**DATASET**

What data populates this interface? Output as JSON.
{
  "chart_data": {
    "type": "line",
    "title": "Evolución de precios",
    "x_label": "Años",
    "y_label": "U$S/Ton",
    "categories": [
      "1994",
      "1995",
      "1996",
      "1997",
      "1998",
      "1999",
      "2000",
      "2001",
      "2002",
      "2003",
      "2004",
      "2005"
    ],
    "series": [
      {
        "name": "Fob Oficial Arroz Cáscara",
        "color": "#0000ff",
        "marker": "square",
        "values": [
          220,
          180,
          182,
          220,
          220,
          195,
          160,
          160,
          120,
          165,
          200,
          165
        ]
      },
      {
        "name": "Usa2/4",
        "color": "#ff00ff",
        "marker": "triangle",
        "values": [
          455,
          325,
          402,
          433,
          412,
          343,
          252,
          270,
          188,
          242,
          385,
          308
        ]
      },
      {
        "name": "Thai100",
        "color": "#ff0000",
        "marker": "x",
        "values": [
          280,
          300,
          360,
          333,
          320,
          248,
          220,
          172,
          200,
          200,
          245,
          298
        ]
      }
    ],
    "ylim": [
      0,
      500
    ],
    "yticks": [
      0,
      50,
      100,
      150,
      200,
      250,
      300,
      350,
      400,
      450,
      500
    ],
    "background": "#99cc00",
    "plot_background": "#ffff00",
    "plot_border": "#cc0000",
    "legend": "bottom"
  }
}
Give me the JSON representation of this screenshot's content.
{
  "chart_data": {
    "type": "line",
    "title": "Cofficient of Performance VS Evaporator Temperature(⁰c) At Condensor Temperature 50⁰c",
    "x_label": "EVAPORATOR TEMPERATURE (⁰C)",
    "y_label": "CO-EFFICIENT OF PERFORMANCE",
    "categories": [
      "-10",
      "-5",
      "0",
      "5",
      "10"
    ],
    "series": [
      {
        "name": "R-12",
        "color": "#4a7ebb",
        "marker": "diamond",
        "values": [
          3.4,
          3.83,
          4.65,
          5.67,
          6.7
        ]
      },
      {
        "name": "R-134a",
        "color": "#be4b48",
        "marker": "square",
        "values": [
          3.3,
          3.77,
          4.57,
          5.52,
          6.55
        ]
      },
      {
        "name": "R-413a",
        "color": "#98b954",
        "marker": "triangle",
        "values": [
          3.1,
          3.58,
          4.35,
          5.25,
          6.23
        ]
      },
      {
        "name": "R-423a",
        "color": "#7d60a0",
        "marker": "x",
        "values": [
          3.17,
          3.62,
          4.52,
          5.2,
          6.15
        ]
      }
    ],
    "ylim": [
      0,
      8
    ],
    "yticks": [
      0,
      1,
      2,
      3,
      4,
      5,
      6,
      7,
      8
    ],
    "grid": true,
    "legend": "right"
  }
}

**TASK INSTRUCTIONS**
List the lines that contain the word "name".

**COMPLETE RESPONSE**
        "name": "Fob Oficial Arroz Cáscara",
        "name": "Usa2/4",
        "name": "Thai100",
        "name": "R-12",
        "name": "R-134a",
        "name": "R-413a",
        "name": "R-423a",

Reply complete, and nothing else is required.